• Collected data:

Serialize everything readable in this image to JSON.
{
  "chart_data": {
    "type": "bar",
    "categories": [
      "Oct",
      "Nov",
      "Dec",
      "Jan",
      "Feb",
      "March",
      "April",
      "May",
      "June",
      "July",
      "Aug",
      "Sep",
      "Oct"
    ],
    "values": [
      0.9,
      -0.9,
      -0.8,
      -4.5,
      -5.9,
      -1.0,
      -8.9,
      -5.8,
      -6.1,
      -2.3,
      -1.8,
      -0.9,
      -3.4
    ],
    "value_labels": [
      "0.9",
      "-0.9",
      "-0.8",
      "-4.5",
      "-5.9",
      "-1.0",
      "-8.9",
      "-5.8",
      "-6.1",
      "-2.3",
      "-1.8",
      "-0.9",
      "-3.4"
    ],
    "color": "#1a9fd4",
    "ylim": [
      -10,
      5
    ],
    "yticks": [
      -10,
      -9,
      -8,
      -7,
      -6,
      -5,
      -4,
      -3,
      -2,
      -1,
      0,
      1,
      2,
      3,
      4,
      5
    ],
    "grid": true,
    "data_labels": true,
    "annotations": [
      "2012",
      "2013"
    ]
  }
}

• Written task:
Extract all of the data above without altering anything.

• Reply:
Serialize everything readable in this image to JSON.
{
  "chart_data": {
    "type": "bar",
    "categories": [
      "Oct",
      "Nov",
      "Dec",
      "Jan",
      "Feb",
      "March",
      "April",
      "May",
      "June",
      "July",
      "Aug",
      "Sep",
      "Oct"
    ],
    "values": [
      0.9,
      -0.9,
      -0.8,
      -4.5,
      -5.9,
      -1.0,
      -8.9,
      -5.8,
      -6.1,
      -2.3,
      -1.8,
      -0.9,
      -3.4
    ],
    "value_labels": [
      "0.9",
      "-0.9",
      "-0.8",
      "-4.5",
      "-5.9",
      "-1.0",
      "-8.9",
      "-5.8",
      "-6.1",
      "-2.3",
      "-1.8",
      "-0.9",
      "-3.4"
    ],
    "color": "#1a9fd4",
    "ylim": [
      -10,
      5
    ],
    "yticks": [
      -10,
      -9,
      -8,
      -7,
      -6,
      -5,
      -4,
      -3,
      -2,
      -1,
      0,
      1,
      2,
      3,
      4,
      5
    ],
    "grid": true,
    "data_labels": true,
    "annotations": [
      "2012",
      "2013"
    ]
  }
}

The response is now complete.